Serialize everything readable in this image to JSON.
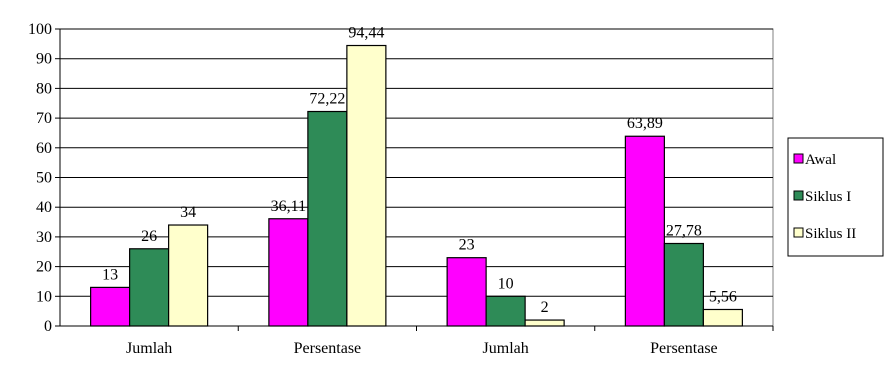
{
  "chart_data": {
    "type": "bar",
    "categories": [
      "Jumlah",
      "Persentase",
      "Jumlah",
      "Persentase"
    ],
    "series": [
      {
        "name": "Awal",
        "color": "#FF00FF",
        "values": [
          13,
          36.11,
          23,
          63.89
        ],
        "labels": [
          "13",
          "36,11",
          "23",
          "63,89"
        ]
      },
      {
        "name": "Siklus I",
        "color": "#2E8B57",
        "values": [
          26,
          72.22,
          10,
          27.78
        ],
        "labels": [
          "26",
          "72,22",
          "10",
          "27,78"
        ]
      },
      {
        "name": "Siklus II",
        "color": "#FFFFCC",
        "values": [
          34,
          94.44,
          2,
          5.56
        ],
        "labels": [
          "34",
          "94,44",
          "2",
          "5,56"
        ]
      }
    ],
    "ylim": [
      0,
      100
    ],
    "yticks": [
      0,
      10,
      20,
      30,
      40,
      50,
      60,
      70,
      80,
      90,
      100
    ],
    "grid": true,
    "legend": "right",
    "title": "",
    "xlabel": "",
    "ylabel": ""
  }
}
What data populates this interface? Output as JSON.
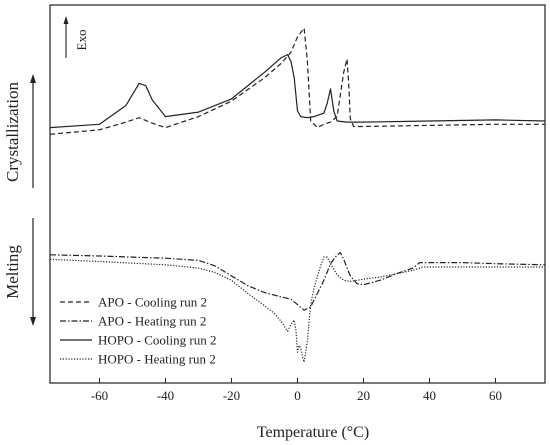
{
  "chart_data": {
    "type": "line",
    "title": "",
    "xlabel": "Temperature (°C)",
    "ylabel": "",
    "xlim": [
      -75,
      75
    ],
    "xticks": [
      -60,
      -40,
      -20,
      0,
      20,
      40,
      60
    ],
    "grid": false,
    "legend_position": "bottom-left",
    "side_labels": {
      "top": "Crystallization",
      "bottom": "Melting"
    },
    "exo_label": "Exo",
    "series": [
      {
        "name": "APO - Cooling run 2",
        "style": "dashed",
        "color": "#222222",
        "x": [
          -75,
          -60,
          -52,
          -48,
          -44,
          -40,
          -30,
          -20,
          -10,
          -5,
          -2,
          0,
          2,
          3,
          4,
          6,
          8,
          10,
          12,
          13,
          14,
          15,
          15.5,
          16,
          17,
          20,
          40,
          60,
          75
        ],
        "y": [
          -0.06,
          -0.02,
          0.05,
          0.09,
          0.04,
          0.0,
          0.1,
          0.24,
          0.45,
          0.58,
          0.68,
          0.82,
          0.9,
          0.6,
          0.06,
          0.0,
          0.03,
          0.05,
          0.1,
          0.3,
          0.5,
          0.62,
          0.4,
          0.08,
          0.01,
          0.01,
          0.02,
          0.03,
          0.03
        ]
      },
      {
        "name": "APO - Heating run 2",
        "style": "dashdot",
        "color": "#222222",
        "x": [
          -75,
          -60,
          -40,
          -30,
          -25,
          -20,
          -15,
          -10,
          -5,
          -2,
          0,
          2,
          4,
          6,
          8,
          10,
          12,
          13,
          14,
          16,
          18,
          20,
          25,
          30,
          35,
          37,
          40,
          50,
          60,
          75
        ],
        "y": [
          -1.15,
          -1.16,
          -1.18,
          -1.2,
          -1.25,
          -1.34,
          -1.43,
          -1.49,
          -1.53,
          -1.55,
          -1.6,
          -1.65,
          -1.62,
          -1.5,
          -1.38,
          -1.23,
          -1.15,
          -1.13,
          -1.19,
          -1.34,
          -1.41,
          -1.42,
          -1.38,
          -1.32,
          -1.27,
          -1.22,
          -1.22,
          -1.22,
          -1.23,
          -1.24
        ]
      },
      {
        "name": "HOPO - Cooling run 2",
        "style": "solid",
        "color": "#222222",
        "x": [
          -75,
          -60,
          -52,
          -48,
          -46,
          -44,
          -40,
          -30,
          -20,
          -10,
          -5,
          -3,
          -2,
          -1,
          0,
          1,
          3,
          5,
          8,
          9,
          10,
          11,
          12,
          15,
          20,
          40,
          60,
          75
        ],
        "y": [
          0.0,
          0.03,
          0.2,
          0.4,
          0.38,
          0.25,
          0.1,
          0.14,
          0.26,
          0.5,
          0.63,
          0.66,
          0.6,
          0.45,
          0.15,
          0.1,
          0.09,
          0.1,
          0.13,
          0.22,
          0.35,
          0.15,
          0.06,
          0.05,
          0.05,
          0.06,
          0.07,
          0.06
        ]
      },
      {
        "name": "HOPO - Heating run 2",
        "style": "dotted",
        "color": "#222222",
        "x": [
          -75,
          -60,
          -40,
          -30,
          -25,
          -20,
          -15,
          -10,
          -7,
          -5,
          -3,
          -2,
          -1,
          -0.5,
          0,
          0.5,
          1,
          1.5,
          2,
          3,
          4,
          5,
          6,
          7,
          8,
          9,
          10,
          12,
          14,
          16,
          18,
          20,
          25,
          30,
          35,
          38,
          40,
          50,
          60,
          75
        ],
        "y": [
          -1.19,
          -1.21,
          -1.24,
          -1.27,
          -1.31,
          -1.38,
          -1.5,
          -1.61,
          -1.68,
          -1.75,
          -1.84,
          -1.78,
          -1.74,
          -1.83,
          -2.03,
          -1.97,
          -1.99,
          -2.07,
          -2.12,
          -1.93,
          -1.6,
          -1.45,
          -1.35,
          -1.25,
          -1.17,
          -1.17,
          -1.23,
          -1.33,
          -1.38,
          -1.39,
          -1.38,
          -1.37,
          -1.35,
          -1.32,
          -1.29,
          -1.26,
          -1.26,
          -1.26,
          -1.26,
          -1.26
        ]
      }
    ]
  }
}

_Task description_
Extract all the data above exactly, excluding every picture.

_Answer in full_
Serialize everything readable in this image to JSON.
{
  "chart_data": {
    "type": "bar",
    "categories": [
      "Jumlah",
      "Persentase",
      "Jumlah",
      "Persentase"
    ],
    "series": [
      {
        "name": "Awal",
        "color": "#FF00FF",
        "values": [
          13,
          36.11,
          23,
          63.89
        ],
        "labels": [
          "13",
          "36,11",
          "23",
          "63,89"
        ]
      },
      {
        "name": "Siklus I",
        "color": "#2E8B57",
        "values": [
          26,
          72.22,
          10,
          27.78
        ],
        "labels": [
          "26",
          "72,22",
          "10",
          "27,78"
        ]
      },
      {
        "name": "Siklus II",
        "color": "#FFFFCC",
        "values": [
          34,
          94.44,
          2,
          5.56
        ],
        "labels": [
          "34",
          "94,44",
          "2",
          "5,56"
        ]
      }
    ],
    "ylim": [
      0,
      100
    ],
    "yticks": [
      0,
      10,
      20,
      30,
      40,
      50,
      60,
      70,
      80,
      90,
      100
    ],
    "grid": true,
    "legend": "right",
    "title": "",
    "xlabel": "",
    "ylabel": ""
  }
}
What data populates this interface? Output as JSON.
{
  "chart_data": {
    "type": "line",
    "title": "",
    "xlabel": "Temperature (°C)",
    "ylabel": "",
    "xlim": [
      -75,
      75
    ],
    "xticks": [
      -60,
      -40,
      -20,
      0,
      20,
      40,
      60
    ],
    "grid": false,
    "legend_position": "bottom-left",
    "side_labels": {
      "top": "Crystallization",
      "bottom": "Melting"
    },
    "exo_label": "Exo",
    "series": [
      {
        "name": "APO - Cooling run 2",
        "style": "dashed",
        "color": "#222222",
        "x": [
          -75,
          -60,
          -52,
          -48,
          -44,
          -40,
          -30,
          -20,
          -10,
          -5,
          -2,
          0,
          2,
          3,
          4,
          6,
          8,
          10,
          12,
          13,
          14,
          15,
          15.5,
          16,
          17,
          20,
          40,
          60,
          75
        ],
        "y": [
          -0.06,
          -0.02,
          0.05,
          0.09,
          0.04,
          0.0,
          0.1,
          0.24,
          0.45,
          0.58,
          0.68,
          0.82,
          0.9,
          0.6,
          0.06,
          0.0,
          0.03,
          0.05,
          0.1,
          0.3,
          0.5,
          0.62,
          0.4,
          0.08,
          0.01,
          0.01,
          0.02,
          0.03,
          0.03
        ]
      },
      {
        "name": "APO - Heating run 2",
        "style": "dashdot",
        "color": "#222222",
        "x": [
          -75,
          -60,
          -40,
          -30,
          -25,
          -20,
          -15,
          -10,
          -5,
          -2,
          0,
          2,
          4,
          6,
          8,
          10,
          12,
          13,
          14,
          16,
          18,
          20,
          25,
          30,
          35,
          37,
          40,
          50,
          60,
          75
        ],
        "y": [
          -1.15,
          -1.16,
          -1.18,
          -1.2,
          -1.25,
          -1.34,
          -1.43,
          -1.49,
          -1.53,
          -1.55,
          -1.6,
          -1.65,
          -1.62,
          -1.5,
          -1.38,
          -1.23,
          -1.15,
          -1.13,
          -1.19,
          -1.34,
          -1.41,
          -1.42,
          -1.38,
          -1.32,
          -1.27,
          -1.22,
          -1.22,
          -1.22,
          -1.23,
          -1.24
        ]
      },
      {
        "name": "HOPO - Cooling run 2",
        "style": "solid",
        "color": "#222222",
        "x": [
          -75,
          -60,
          -52,
          -48,
          -46,
          -44,
          -40,
          -30,
          -20,
          -10,
          -5,
          -3,
          -2,
          -1,
          0,
          1,
          3,
          5,
          8,
          9,
          10,
          11,
          12,
          15,
          20,
          40,
          60,
          75
        ],
        "y": [
          0.0,
          0.03,
          0.2,
          0.4,
          0.38,
          0.25,
          0.1,
          0.14,
          0.26,
          0.5,
          0.63,
          0.66,
          0.6,
          0.45,
          0.15,
          0.1,
          0.09,
          0.1,
          0.13,
          0.22,
          0.35,
          0.15,
          0.06,
          0.05,
          0.05,
          0.06,
          0.07,
          0.06
        ]
      },
      {
        "name": "HOPO - Heating run 2",
        "style": "dotted",
        "color": "#222222",
        "x": [
          -75,
          -60,
          -40,
          -30,
          -25,
          -20,
          -15,
          -10,
          -7,
          -5,
          -3,
          -2,
          -1,
          -0.5,
          0,
          0.5,
          1,
          1.5,
          2,
          3,
          4,
          5,
          6,
          7,
          8,
          9,
          10,
          12,
          14,
          16,
          18,
          20,
          25,
          30,
          35,
          38,
          40,
          50,
          60,
          75
        ],
        "y": [
          -1.19,
          -1.21,
          -1.24,
          -1.27,
          -1.31,
          -1.38,
          -1.5,
          -1.61,
          -1.68,
          -1.75,
          -1.84,
          -1.78,
          -1.74,
          -1.83,
          -2.03,
          -1.97,
          -1.99,
          -2.07,
          -2.12,
          -1.93,
          -1.6,
          -1.45,
          -1.35,
          -1.25,
          -1.17,
          -1.17,
          -1.23,
          -1.33,
          -1.38,
          -1.39,
          -1.38,
          -1.37,
          -1.35,
          -1.32,
          -1.29,
          -1.26,
          -1.26,
          -1.26,
          -1.26,
          -1.26
        ]
      }
    ]
  }
}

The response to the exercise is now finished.